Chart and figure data
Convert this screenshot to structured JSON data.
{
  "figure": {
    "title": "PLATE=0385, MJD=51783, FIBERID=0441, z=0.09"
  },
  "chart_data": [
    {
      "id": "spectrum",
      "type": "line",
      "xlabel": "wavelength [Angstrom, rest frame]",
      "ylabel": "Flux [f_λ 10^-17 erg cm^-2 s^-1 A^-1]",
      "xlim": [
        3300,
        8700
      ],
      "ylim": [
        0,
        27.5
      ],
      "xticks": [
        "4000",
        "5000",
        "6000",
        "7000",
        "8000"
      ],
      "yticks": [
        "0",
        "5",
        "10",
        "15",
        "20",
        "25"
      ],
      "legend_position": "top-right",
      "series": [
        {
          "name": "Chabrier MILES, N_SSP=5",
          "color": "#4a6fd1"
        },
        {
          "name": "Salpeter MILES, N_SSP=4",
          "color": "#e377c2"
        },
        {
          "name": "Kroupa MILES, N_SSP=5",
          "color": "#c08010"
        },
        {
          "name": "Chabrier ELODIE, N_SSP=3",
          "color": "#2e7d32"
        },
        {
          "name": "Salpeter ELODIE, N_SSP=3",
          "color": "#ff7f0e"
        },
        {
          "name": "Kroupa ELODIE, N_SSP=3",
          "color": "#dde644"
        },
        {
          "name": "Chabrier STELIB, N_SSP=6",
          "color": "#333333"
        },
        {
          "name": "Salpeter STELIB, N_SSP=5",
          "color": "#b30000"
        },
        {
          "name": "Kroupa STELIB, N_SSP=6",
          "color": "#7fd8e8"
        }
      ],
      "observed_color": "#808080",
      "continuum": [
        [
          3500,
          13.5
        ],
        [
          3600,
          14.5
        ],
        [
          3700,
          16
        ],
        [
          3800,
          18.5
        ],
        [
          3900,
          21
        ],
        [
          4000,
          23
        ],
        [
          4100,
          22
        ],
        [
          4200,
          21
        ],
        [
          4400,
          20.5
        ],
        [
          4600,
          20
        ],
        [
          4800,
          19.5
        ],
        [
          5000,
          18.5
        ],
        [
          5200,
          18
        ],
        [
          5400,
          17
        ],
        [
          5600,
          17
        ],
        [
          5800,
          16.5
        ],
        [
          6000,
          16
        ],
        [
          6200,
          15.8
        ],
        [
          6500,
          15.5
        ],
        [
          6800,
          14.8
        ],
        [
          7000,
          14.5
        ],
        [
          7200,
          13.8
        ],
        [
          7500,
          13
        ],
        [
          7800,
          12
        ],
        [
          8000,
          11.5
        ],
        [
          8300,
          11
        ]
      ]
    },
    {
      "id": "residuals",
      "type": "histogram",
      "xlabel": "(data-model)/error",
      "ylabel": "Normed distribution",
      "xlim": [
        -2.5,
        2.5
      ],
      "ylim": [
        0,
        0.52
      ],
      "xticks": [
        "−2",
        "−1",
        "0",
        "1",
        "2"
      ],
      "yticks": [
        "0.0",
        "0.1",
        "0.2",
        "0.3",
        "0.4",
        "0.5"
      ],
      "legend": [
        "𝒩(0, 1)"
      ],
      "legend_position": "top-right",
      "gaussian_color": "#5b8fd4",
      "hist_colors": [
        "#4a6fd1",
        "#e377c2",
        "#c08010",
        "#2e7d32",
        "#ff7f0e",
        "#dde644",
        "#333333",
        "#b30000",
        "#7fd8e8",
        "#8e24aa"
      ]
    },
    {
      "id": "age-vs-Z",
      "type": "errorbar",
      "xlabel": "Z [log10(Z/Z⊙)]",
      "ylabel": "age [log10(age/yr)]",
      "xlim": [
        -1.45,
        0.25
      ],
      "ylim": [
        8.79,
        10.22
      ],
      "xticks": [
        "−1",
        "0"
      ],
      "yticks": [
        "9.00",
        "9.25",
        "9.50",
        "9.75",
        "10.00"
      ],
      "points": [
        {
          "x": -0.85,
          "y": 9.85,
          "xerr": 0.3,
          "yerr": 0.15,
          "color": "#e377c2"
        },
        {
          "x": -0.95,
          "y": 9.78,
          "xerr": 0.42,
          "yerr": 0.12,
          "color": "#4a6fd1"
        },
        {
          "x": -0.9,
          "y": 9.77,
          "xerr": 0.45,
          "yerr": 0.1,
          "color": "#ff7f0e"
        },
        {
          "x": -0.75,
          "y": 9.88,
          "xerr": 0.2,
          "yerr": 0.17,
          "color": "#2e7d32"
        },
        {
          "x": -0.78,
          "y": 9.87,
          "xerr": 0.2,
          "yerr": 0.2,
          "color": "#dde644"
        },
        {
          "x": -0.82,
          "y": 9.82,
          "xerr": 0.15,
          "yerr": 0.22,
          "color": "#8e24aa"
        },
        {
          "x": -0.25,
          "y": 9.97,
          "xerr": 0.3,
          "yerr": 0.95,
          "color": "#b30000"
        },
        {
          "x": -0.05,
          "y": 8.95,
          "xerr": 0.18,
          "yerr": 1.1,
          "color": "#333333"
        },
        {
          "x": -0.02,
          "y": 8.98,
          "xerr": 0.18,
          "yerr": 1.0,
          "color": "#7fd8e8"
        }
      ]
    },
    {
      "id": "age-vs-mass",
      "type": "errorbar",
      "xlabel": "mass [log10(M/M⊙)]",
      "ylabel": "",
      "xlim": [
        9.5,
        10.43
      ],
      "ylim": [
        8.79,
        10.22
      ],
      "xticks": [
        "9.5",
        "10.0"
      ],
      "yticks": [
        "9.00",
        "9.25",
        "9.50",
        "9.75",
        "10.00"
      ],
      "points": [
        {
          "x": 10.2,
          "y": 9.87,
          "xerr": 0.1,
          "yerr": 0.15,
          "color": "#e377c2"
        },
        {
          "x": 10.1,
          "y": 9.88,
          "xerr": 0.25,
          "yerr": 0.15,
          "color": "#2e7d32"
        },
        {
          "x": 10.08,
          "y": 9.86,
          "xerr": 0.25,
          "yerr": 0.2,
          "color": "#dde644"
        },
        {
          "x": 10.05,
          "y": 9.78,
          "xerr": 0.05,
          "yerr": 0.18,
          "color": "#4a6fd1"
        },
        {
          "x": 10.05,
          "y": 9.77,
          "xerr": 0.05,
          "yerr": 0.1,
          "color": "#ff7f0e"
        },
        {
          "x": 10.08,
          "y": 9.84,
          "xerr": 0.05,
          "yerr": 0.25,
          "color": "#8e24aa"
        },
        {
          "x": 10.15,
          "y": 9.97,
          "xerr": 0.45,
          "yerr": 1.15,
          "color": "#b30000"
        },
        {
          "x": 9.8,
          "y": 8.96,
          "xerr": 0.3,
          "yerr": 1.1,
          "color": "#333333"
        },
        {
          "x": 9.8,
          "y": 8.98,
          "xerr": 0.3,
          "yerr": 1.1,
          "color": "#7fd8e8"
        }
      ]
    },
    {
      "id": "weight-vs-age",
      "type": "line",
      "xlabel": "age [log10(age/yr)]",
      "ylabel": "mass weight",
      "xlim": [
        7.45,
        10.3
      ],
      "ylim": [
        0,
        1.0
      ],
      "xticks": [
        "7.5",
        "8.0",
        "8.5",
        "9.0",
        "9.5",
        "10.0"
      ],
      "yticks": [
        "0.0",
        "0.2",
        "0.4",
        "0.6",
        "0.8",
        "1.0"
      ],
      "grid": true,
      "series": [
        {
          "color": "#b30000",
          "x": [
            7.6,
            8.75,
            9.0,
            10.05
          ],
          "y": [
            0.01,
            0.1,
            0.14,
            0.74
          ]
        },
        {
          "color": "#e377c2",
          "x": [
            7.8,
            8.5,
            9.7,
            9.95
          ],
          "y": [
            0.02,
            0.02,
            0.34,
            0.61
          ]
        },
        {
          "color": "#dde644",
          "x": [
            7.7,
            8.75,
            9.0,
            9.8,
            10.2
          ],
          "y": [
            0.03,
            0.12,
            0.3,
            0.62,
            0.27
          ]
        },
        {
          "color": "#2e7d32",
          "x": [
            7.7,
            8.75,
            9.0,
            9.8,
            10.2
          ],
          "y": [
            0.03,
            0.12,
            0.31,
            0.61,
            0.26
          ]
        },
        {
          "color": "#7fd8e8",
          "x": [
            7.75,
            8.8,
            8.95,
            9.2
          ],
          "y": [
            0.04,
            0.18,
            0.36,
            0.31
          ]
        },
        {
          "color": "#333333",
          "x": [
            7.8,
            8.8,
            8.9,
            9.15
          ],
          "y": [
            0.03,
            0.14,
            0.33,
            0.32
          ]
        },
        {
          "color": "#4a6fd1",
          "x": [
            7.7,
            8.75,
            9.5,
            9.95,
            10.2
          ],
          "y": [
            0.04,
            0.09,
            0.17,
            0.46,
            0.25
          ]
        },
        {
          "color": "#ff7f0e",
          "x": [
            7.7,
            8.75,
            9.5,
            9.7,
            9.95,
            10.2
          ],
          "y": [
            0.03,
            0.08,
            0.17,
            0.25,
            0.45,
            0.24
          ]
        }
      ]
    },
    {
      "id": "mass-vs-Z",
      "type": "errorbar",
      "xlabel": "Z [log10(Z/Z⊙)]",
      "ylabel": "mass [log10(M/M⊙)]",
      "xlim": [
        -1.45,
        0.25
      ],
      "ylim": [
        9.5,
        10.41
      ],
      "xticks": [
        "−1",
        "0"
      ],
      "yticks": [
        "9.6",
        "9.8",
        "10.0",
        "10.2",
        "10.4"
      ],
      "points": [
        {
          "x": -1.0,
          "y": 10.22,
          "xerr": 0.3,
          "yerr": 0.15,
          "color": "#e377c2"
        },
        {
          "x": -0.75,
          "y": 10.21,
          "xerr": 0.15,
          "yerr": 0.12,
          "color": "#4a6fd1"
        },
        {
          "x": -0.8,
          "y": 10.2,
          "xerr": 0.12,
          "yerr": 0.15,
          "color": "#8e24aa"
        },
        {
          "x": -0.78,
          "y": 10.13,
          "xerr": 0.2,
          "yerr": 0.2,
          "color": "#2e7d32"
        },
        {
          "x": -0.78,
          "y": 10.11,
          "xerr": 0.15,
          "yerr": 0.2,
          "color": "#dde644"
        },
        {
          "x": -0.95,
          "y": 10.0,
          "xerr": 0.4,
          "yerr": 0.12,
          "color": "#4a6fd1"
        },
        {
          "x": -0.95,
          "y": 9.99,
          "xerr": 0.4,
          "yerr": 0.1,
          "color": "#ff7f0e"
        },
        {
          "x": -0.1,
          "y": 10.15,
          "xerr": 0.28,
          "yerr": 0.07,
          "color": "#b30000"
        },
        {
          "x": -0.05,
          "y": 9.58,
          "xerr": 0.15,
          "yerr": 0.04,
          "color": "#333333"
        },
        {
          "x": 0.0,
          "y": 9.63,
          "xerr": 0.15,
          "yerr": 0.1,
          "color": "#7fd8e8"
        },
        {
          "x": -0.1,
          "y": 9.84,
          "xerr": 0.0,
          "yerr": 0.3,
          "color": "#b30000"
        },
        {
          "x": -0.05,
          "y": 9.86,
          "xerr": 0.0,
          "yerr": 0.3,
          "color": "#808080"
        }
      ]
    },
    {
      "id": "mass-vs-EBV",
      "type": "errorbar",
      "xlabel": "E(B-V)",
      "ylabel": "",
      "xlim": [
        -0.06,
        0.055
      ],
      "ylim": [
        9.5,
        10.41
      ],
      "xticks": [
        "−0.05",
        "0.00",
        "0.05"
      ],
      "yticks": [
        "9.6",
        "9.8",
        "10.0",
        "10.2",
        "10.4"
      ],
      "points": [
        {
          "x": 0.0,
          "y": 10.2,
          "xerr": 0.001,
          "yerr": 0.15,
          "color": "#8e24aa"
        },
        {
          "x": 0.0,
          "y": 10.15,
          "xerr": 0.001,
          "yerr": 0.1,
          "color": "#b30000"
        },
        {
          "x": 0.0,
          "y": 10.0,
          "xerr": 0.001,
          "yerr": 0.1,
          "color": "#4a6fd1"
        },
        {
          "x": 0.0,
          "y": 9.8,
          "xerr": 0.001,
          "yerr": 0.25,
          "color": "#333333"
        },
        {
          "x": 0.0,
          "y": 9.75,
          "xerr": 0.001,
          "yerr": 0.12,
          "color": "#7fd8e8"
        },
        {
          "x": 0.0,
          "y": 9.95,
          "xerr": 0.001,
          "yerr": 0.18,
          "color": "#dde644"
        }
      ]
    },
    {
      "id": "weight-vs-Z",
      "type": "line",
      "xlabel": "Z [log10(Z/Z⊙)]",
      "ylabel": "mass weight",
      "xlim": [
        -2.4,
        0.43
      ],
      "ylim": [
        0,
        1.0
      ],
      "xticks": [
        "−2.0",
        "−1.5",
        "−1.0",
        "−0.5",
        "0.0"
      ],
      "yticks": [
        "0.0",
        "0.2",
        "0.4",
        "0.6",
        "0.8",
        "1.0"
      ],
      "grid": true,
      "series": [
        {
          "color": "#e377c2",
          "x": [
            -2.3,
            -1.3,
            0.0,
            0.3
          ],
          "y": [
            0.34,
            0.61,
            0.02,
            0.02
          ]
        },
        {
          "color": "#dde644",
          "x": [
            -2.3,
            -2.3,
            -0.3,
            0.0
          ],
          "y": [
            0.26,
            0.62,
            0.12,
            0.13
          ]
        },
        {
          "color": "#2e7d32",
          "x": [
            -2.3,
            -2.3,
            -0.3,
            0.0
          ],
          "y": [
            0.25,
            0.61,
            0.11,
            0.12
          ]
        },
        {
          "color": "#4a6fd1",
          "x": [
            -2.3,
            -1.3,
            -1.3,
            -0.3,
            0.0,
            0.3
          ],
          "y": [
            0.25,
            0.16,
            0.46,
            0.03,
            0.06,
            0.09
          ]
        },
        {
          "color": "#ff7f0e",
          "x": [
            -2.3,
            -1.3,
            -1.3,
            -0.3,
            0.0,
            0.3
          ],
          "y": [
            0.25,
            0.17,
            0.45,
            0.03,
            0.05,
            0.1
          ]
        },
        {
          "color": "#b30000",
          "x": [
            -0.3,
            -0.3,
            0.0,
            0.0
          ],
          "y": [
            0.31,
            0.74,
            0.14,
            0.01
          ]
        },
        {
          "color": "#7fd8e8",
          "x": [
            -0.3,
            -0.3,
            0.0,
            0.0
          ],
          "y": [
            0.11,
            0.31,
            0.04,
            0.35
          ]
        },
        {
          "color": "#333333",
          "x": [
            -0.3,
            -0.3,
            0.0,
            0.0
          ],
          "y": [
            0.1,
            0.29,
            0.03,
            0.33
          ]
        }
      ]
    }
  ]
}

**DIRECTION**
Keep only the lines that hold the string "weight", and copy them out.

**TASK RESPONSE**
      "id": "weight-vs-age",
      "ylabel": "mass weight",
      "id": "weight-vs-Z",
      "ylabel": "mass weight",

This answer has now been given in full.